>>>

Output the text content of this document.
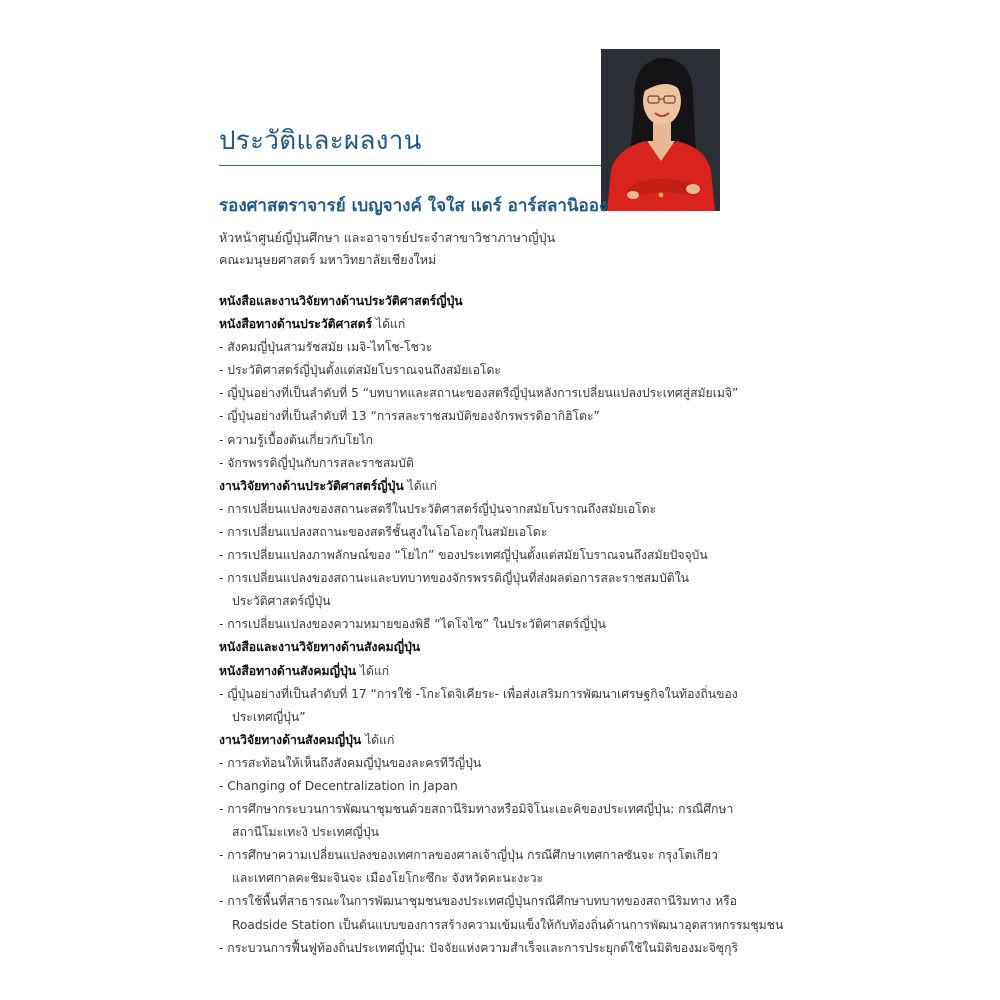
ประวัติและผลงาน
รองศาสตราจารย์ เบญจางค์ ใจใส แดร์ อาร์สลานิออง
หัวหน้าศูนย์ญี่ปุ่นศึกษา และอาจารย์ประจำสาขาวิชาภาษาญี่ปุ่น
คณะมนุษยศาสตร์ มหาวิทยาลัยเชียงใหม่
หนังสือและงานวิจัยทางด้านประวัติศาสตร์ญี่ปุ่น
หนังสือทางด้านประวัติศาสตร์ ได้แก่
- สังคมญี่ปุ่นสามรัชสมัย เมจิ-ไทโช-โชวะ
- ประวัติศาสตร์ญี่ปุ่นตั้งแต่สมัยโบราณจนถึงสมัยเอโดะ
- ญี่ปุ่นอย่างที่เป็นลำดับที่ 5 “บทบาทและสถานะของสตรีญี่ปุ่นหลังการเปลี่ยนแปลงประเทศสู่สมัยเมจิ”
- ญี่ปุ่นอย่างที่เป็นลำดับที่ 13 “การสละราชสมบัติของจักรพรรดิอากิฮิโตะ”
- ความรู้เบื้องต้นเกี่ยวกับโยไก
- จักรพรรดิญี่ปุ่นกับการสละราชสมบัติ
งานวิจัยทางด้านประวัติศาสตร์ญี่ปุ่น ได้แก่
- การเปลี่ยนแปลงของสถานะสตรีในประวัติศาสตร์ญี่ปุ่นจากสมัยโบราณถึงสมัยเอโดะ
- การเปลี่ยนแปลงสถานะของสตรีชั้นสูงในโอโอะกุในสมัยเอโดะ
- การเปลี่ยนแปลงภาพลักษณ์ของ “โยไก” ของประเทศญี่ปุ่นตั้งแต่สมัยโบราณจนถึงสมัยปัจจุบัน
- การเปลี่ยนแปลงของสถานะและบทบาทของจักรพรรดิญี่ปุ่นที่ส่งผลต่อการสละราชสมบัติใน
ประวัติศาสตร์ญี่ปุ่น
- การเปลี่ยนแปลงของความหมายของพิธี “ไดโจไซ” ในประวัติศาสตร์ญี่ปุ่น
หนังสือและงานวิจัยทางด้านสังคมญี่ปุ่น
หนังสือทางด้านสังคมญี่ปุ่น ได้แก่
- ญี่ปุ่นอย่างที่เป็นลำดับที่ 17 “การใช้ -โกะโตจิเคียระ- เพื่อส่งเสริมการพัฒนาเศรษฐกิจในท้องถิ่นของ
ประเทศญี่ปุ่น”
งานวิจัยทางด้านสังคมญี่ปุ่น ได้แก่
- การสะท้อนให้เห็นถึงสังคมญี่ปุ่นของละครทีวีญี่ปุ่น
- Changing of Decentralization in Japan
- การศึกษากระบวนการพัฒนาชุมชนด้วยสถานีริมทางหรือมิจิโนะเอะคิของประเทศญี่ปุ่น: กรณีศึกษา
สถานีโมะเทะงิ ประเทศญี่ปุ่น
- การศึกษาความเปลี่ยนแปลงของเทศกาลของศาลเจ้าญี่ปุ่น กรณีศึกษาเทศกาลซันจะ กรุงโตเกียว
และเทศกาลคะชิมะจินจะ เมืองโยโกะซึกะ จังหวัดคะนะงะวะ
- การใช้พื้นที่สาธารณะในการพัฒนาชุมชนของประเทศญี่ปุ่นกรณีศึกษาบทบาทของสถานีริมทาง หรือ
Roadside Station เป็นต้นแบบของการสร้างความเข้มแข็งให้กับท้องถิ่นด้านการพัฒนาอุตสาหกรรมชุมชน
- กระบวนการฟื้นฟูท้องถิ่นประเทศญี่ปุ่น: ปัจจัยแห่งความสำเร็จและการประยุกต์ใช้ในมิติของมะจิซุกุริ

<<<

▶ _WHAT THE EXERCISE ASKS_
Repeat the full listing above exactly, with no pictures in the copy.

▶ _COMPLETED EXERCISE_
Output the text content of this document.
ประวัติและผลงาน
รองศาสตราจารย์ เบญจางค์ ใจใส แดร์ อาร์สลานิออง
หัวหน้าศูนย์ญี่ปุ่นศึกษา และอาจารย์ประจำสาขาวิชาภาษาญี่ปุ่น
คณะมนุษยศาสตร์ มหาวิทยาลัยเชียงใหม่
หนังสือและงานวิจัยทางด้านประวัติศาสตร์ญี่ปุ่น
หนังสือทางด้านประวัติศาสตร์ ได้แก่
- สังคมญี่ปุ่นสามรัชสมัย เมจิ-ไทโช-โชวะ
- ประวัติศาสตร์ญี่ปุ่นตั้งแต่สมัยโบราณจนถึงสมัยเอโดะ
- ญี่ปุ่นอย่างที่เป็นลำดับที่ 5 “บทบาทและสถานะของสตรีญี่ปุ่นหลังการเปลี่ยนแปลงประเทศสู่สมัยเมจิ”
- ญี่ปุ่นอย่างที่เป็นลำดับที่ 13 “การสละราชสมบัติของจักรพรรดิอากิฮิโตะ”
- ความรู้เบื้องต้นเกี่ยวกับโยไก
- จักรพรรดิญี่ปุ่นกับการสละราชสมบัติ
งานวิจัยทางด้านประวัติศาสตร์ญี่ปุ่น ได้แก่
- การเปลี่ยนแปลงของสถานะสตรีในประวัติศาสตร์ญี่ปุ่นจากสมัยโบราณถึงสมัยเอโดะ
- การเปลี่ยนแปลงสถานะของสตรีชั้นสูงในโอโอะกุในสมัยเอโดะ
- การเปลี่ยนแปลงภาพลักษณ์ของ “โยไก” ของประเทศญี่ปุ่นตั้งแต่สมัยโบราณจนถึงสมัยปัจจุบัน
- การเปลี่ยนแปลงของสถานะและบทบาทของจักรพรรดิญี่ปุ่นที่ส่งผลต่อการสละราชสมบัติใน
ประวัติศาสตร์ญี่ปุ่น
- การเปลี่ยนแปลงของความหมายของพิธี “ไดโจไซ” ในประวัติศาสตร์ญี่ปุ่น
หนังสือและงานวิจัยทางด้านสังคมญี่ปุ่น
หนังสือทางด้านสังคมญี่ปุ่น ได้แก่
- ญี่ปุ่นอย่างที่เป็นลำดับที่ 17 “การใช้ -โกะโตจิเคียระ- เพื่อส่งเสริมการพัฒนาเศรษฐกิจในท้องถิ่นของ
ประเทศญี่ปุ่น”
งานวิจัยทางด้านสังคมญี่ปุ่น ได้แก่
- การสะท้อนให้เห็นถึงสังคมญี่ปุ่นของละครทีวีญี่ปุ่น
- Changing of Decentralization in Japan
- การศึกษากระบวนการพัฒนาชุมชนด้วยสถานีริมทางหรือมิจิโนะเอะคิของประเทศญี่ปุ่น: กรณีศึกษา
สถานีโมะเทะงิ ประเทศญี่ปุ่น
- การศึกษาความเปลี่ยนแปลงของเทศกาลของศาลเจ้าญี่ปุ่น กรณีศึกษาเทศกาลซันจะ กรุงโตเกียว
และเทศกาลคะชิมะจินจะ เมืองโยโกะซึกะ จังหวัดคะนะงะวะ
- การใช้พื้นที่สาธารณะในการพัฒนาชุมชนของประเทศญี่ปุ่นกรณีศึกษาบทบาทของสถานีริมทาง หรือ
Roadside Station เป็นต้นแบบของการสร้างความเข้มแข็งให้กับท้องถิ่นด้านการพัฒนาอุตสาหกรรมชุมชน
- กระบวนการฟื้นฟูท้องถิ่นประเทศญี่ปุ่น: ปัจจัยแห่งความสำเร็จและการประยุกต์ใช้ในมิติของมะจิซุกุริ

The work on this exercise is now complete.